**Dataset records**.
>> start

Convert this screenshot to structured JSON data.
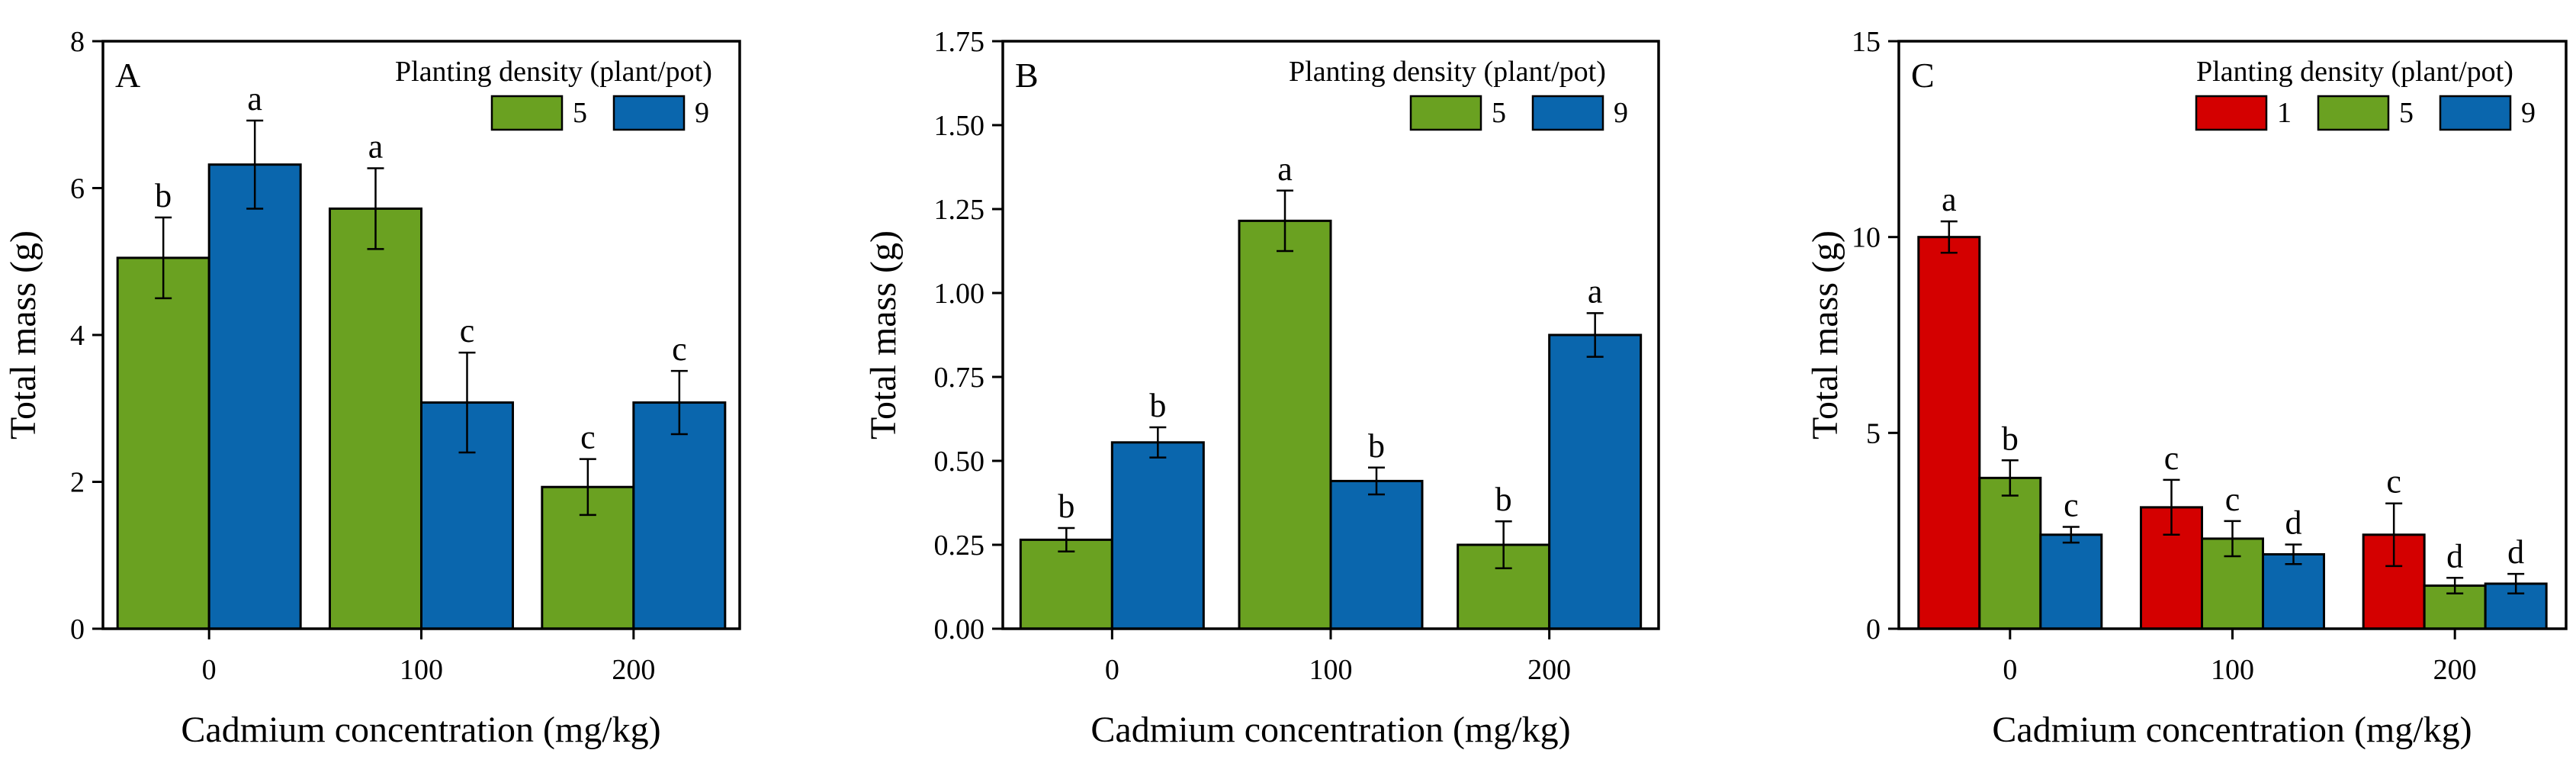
{
  "chart_data": [
    {
      "type": "bar",
      "panel_label": "A",
      "xlabel": "Cadmium concentration (mg/kg)",
      "ylabel": "Total mass (g)",
      "categories": [
        "0",
        "100",
        "200"
      ],
      "ylim": [
        0,
        8
      ],
      "yticks": [
        0,
        2,
        4,
        6,
        8
      ],
      "ytick_labels": [
        "0",
        "2",
        "4",
        "6",
        "8"
      ],
      "legend_title": "Planting density  (plant/pot)",
      "legend_position": "top-right",
      "series": [
        {
          "name": "5",
          "color": "#6aa121",
          "values": [
            5.05,
            5.72,
            1.93
          ],
          "errors": [
            0.55,
            0.55,
            0.38
          ],
          "letters": [
            "b",
            "a",
            "c"
          ]
        },
        {
          "name": "9",
          "color": "#0a66ad",
          "values": [
            6.32,
            3.08,
            3.08
          ],
          "errors": [
            0.6,
            0.68,
            0.43
          ],
          "letters": [
            "a",
            "c",
            "c"
          ]
        }
      ]
    },
    {
      "type": "bar",
      "panel_label": "B",
      "xlabel": "Cadmium concentration (mg/kg)",
      "ylabel": "Total mass (g)",
      "categories": [
        "0",
        "100",
        "200"
      ],
      "ylim": [
        0,
        1.75
      ],
      "yticks": [
        0,
        0.25,
        0.5,
        0.75,
        1.0,
        1.25,
        1.5,
        1.75
      ],
      "ytick_labels": [
        "0.00",
        "0.25",
        "0.50",
        "0.75",
        "1.00",
        "1.25",
        "1.50",
        "1.75"
      ],
      "legend_title": "Planting density  (plant/pot)",
      "legend_position": "top-right",
      "series": [
        {
          "name": "5",
          "color": "#6aa121",
          "values": [
            0.265,
            1.215,
            0.25
          ],
          "errors": [
            0.035,
            0.09,
            0.07
          ],
          "letters": [
            "b",
            "a",
            "b"
          ]
        },
        {
          "name": "9",
          "color": "#0a66ad",
          "values": [
            0.555,
            0.44,
            0.875
          ],
          "errors": [
            0.045,
            0.04,
            0.065
          ],
          "letters": [
            "b",
            "b",
            "a"
          ]
        }
      ]
    },
    {
      "type": "bar",
      "panel_label": "C",
      "xlabel": "Cadmium concentration (mg/kg)",
      "ylabel": "Total mass (g)",
      "categories": [
        "0",
        "100",
        "200"
      ],
      "ylim": [
        0,
        15
      ],
      "yticks": [
        0,
        5,
        10,
        15
      ],
      "ytick_labels": [
        "0",
        "5",
        "10",
        "15"
      ],
      "legend_title": "Planting density  (plant/pot)",
      "legend_position": "top-right",
      "series": [
        {
          "name": "1",
          "color": "#d40000",
          "values": [
            10.0,
            3.1,
            2.4
          ],
          "errors": [
            0.4,
            0.7,
            0.8
          ],
          "letters": [
            "a",
            "c",
            "c"
          ]
        },
        {
          "name": "5",
          "color": "#6aa121",
          "values": [
            3.85,
            2.3,
            1.1
          ],
          "errors": [
            0.45,
            0.45,
            0.2
          ],
          "letters": [
            "b",
            "c",
            "d"
          ]
        },
        {
          "name": "9",
          "color": "#0a66ad",
          "values": [
            2.4,
            1.9,
            1.15
          ],
          "errors": [
            0.2,
            0.25,
            0.25
          ],
          "letters": [
            "c",
            "d",
            "d"
          ]
        }
      ]
    }
  ]
}
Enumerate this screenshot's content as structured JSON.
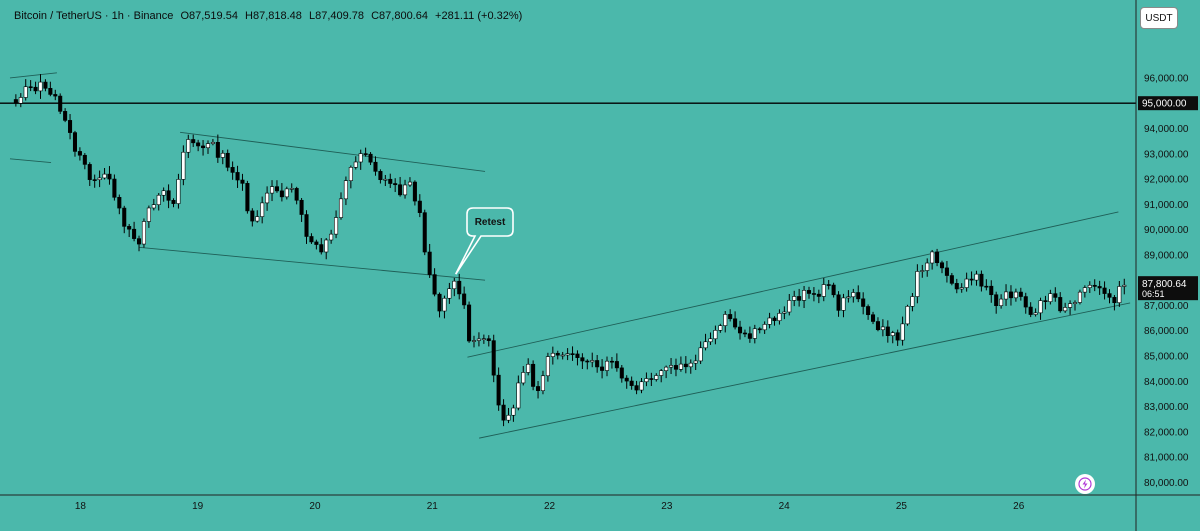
{
  "header": {
    "symbol": "Bitcoin / TetherUS · 1h · Binance",
    "open": "O87,519.54",
    "high": "H87,818.48",
    "low": "L87,409.78",
    "close": "C87,800.64",
    "change": "+281.11 (+0.32%)"
  },
  "currency_button": "USDT",
  "colors": {
    "background": "#4bb8ab",
    "bull": "#ffffff",
    "bear": "#000000",
    "line": "#1f5f57"
  },
  "chart_data": {
    "type": "candlestick",
    "title": "",
    "xlabel": "",
    "ylabel": "",
    "x_ticks": [
      "18",
      "19",
      "20",
      "21",
      "22",
      "23",
      "24",
      "25",
      "26"
    ],
    "y_ticks": [
      "80,000.00",
      "81,000.00",
      "82,000.00",
      "83,000.00",
      "84,000.00",
      "85,000.00",
      "86,000.00",
      "87,000.00",
      "88,000.00",
      "89,000.00",
      "90,000.00",
      "91,000.00",
      "92,000.00",
      "93,000.00",
      "94,000.00",
      "96,000.00"
    ],
    "ylim": [
      79500,
      97500
    ],
    "xlim": [
      17.4,
      27.0
    ],
    "horizontal_line": {
      "value": 95000,
      "label": "95,000.00"
    },
    "last_price": {
      "value": 87800.64,
      "label": "87,800.64",
      "countdown": "06:51"
    },
    "annotation": {
      "text": "Retest",
      "x": 21.2,
      "y": 88000
    },
    "trendlines": [
      {
        "x1": 17.4,
        "y1": 96000,
        "x2": 17.8,
        "y2": 96200
      },
      {
        "x1": 17.4,
        "y1": 92800,
        "x2": 17.75,
        "y2": 92650
      },
      {
        "x1": 18.85,
        "y1": 93850,
        "x2": 21.45,
        "y2": 92300
      },
      {
        "x1": 18.5,
        "y1": 89300,
        "x2": 21.45,
        "y2": 88000
      },
      {
        "x1": 21.3,
        "y1": 84950,
        "x2": 26.85,
        "y2": 90700
      },
      {
        "x1": 21.4,
        "y1": 81750,
        "x2": 26.95,
        "y2": 87100
      }
    ],
    "candle_anchors": [
      [
        17.45,
        94900
      ],
      [
        17.55,
        95600
      ],
      [
        17.7,
        95700
      ],
      [
        17.78,
        95400
      ],
      [
        17.9,
        93800
      ],
      [
        18.0,
        92800
      ],
      [
        18.1,
        92000
      ],
      [
        18.2,
        92200
      ],
      [
        18.32,
        91200
      ],
      [
        18.38,
        90200
      ],
      [
        18.5,
        89600
      ],
      [
        18.6,
        90900
      ],
      [
        18.7,
        91400
      ],
      [
        18.8,
        91000
      ],
      [
        18.9,
        93600
      ],
      [
        19.0,
        93400
      ],
      [
        19.12,
        93300
      ],
      [
        19.25,
        92700
      ],
      [
        19.38,
        91700
      ],
      [
        19.45,
        90100
      ],
      [
        19.6,
        91700
      ],
      [
        19.7,
        91400
      ],
      [
        19.82,
        91800
      ],
      [
        19.92,
        89800
      ],
      [
        20.05,
        89000
      ],
      [
        20.15,
        90000
      ],
      [
        20.25,
        91800
      ],
      [
        20.35,
        92700
      ],
      [
        20.42,
        93000
      ],
      [
        20.52,
        92200
      ],
      [
        20.6,
        92000
      ],
      [
        20.72,
        91500
      ],
      [
        20.8,
        91800
      ],
      [
        20.88,
        91000
      ],
      [
        20.98,
        88000
      ],
      [
        21.05,
        86700
      ],
      [
        21.12,
        87300
      ],
      [
        21.2,
        88000
      ],
      [
        21.28,
        86800
      ],
      [
        21.33,
        85300
      ],
      [
        21.42,
        86000
      ],
      [
        21.48,
        85600
      ],
      [
        21.55,
        83500
      ],
      [
        21.62,
        82300
      ],
      [
        21.68,
        82600
      ],
      [
        21.75,
        84400
      ],
      [
        21.82,
        84500
      ],
      [
        21.9,
        83500
      ],
      [
        22.0,
        85100
      ],
      [
        22.1,
        84800
      ],
      [
        22.2,
        85200
      ],
      [
        22.32,
        84900
      ],
      [
        22.45,
        84600
      ],
      [
        22.55,
        84800
      ],
      [
        22.65,
        84000
      ],
      [
        22.75,
        83800
      ],
      [
        22.88,
        84300
      ],
      [
        23.0,
        84600
      ],
      [
        23.1,
        84600
      ],
      [
        23.2,
        84700
      ],
      [
        23.3,
        85300
      ],
      [
        23.4,
        86000
      ],
      [
        23.5,
        86700
      ],
      [
        23.6,
        86200
      ],
      [
        23.7,
        85700
      ],
      [
        23.82,
        86400
      ],
      [
        23.95,
        86500
      ],
      [
        24.05,
        87100
      ],
      [
        24.15,
        87400
      ],
      [
        24.28,
        87400
      ],
      [
        24.38,
        88000
      ],
      [
        24.45,
        86800
      ],
      [
        24.55,
        87400
      ],
      [
        24.65,
        87200
      ],
      [
        24.72,
        86800
      ],
      [
        24.8,
        85900
      ],
      [
        24.9,
        86000
      ],
      [
        24.98,
        85700
      ],
      [
        25.05,
        86800
      ],
      [
        25.15,
        88400
      ],
      [
        25.25,
        89000
      ],
      [
        25.32,
        88500
      ],
      [
        25.42,
        88100
      ],
      [
        25.5,
        87600
      ],
      [
        25.6,
        88200
      ],
      [
        25.7,
        87900
      ],
      [
        25.8,
        87000
      ],
      [
        25.9,
        87500
      ],
      [
        26.0,
        87300
      ],
      [
        26.08,
        86600
      ],
      [
        26.18,
        87000
      ],
      [
        26.28,
        87500
      ],
      [
        26.38,
        86800
      ],
      [
        26.48,
        87300
      ],
      [
        26.58,
        87600
      ],
      [
        26.68,
        87900
      ],
      [
        26.72,
        87500
      ],
      [
        26.78,
        87100
      ],
      [
        26.85,
        87520
      ],
      [
        26.92,
        87800
      ]
    ]
  }
}
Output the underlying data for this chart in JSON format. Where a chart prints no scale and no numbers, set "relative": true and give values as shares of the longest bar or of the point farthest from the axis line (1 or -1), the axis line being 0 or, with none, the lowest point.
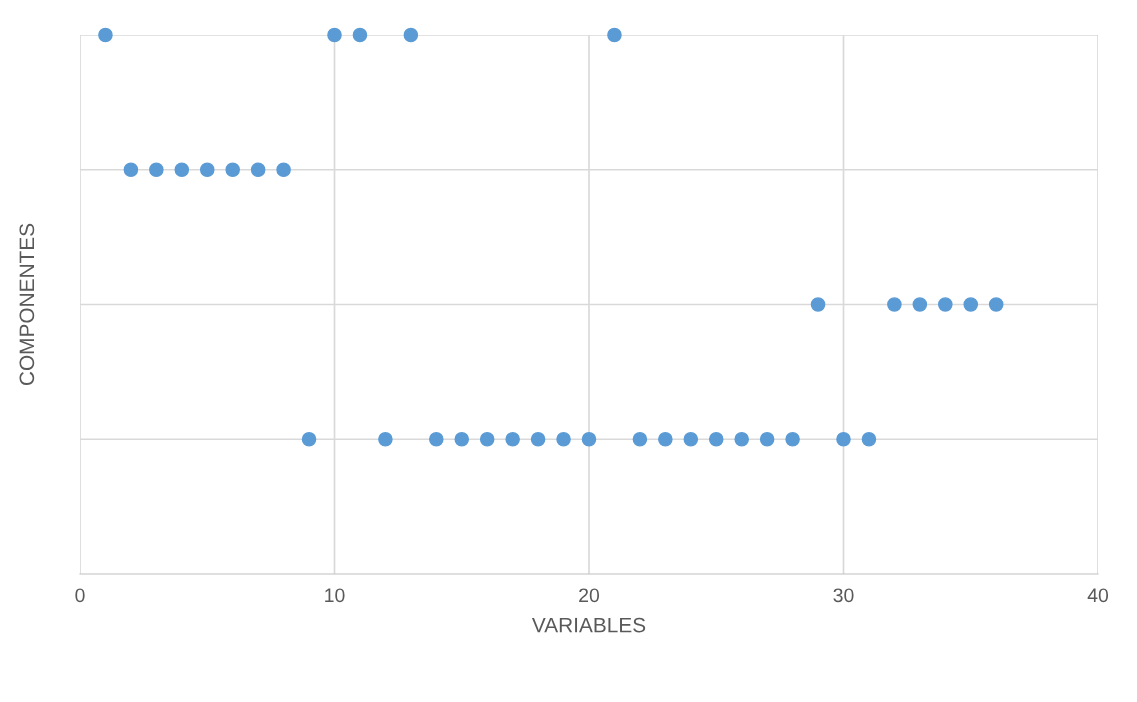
{
  "chart_data": {
    "type": "scatter",
    "xlabel": "VARIABLES",
    "ylabel": "COMPONENTES",
    "relative": true,
    "x": [
      1,
      10,
      11,
      13,
      21,
      2,
      3,
      4,
      5,
      6,
      7,
      8,
      29,
      32,
      33,
      34,
      35,
      36,
      9,
      12,
      14,
      15,
      16,
      17,
      18,
      19,
      20,
      22,
      23,
      24,
      25,
      26,
      27,
      28,
      30,
      31
    ],
    "values": [
      1,
      1,
      1,
      1,
      1,
      0.75,
      0.75,
      0.75,
      0.75,
      0.75,
      0.75,
      0.75,
      0.5,
      0.5,
      0.5,
      0.5,
      0.5,
      0.5,
      0.25,
      0.25,
      0.25,
      0.25,
      0.25,
      0.25,
      0.25,
      0.25,
      0.25,
      0.25,
      0.25,
      0.25,
      0.25,
      0.25,
      0.25,
      0.25,
      0.25,
      0.25
    ],
    "color": "#5b9bd5",
    "marker": "circle",
    "xlim": [
      0,
      40
    ],
    "xticks": [
      0,
      10,
      20,
      30,
      40
    ],
    "grid": true
  }
}
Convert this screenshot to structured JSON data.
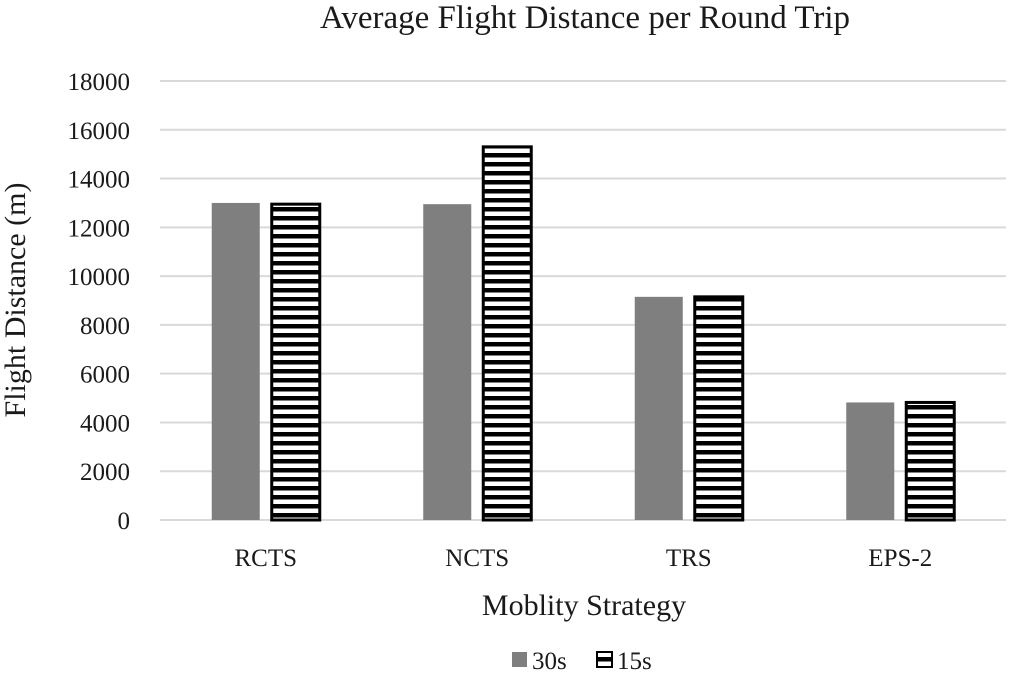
{
  "chart_data": {
    "type": "bar",
    "title": "Average Flight Distance per Round Trip",
    "xlabel": "Moblity Strategy",
    "ylabel": "Flight Distance (m)",
    "categories": [
      "RCTS",
      "NCTS",
      "TRS",
      "EPS-2"
    ],
    "ylim": [
      0,
      18000
    ],
    "yticks": [
      0,
      2000,
      4000,
      6000,
      8000,
      10000,
      12000,
      14000,
      16000,
      18000
    ],
    "grid": true,
    "legend_position": "bottom",
    "series": [
      {
        "name": "30s",
        "values": [
          13000,
          12950,
          9150,
          4820
        ],
        "color": "#7f7f7f",
        "pattern": "solid"
      },
      {
        "name": "15s",
        "values": [
          12950,
          15300,
          9150,
          4820
        ],
        "color": "#000000",
        "pattern": "horizontal-stripes"
      }
    ]
  }
}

>> end

**Exercise description**.
Out of the material above, gather each line where "pattern" appears.

**Task solution**.
        "pattern": "solid"
        "pattern": "horizontal-stripes"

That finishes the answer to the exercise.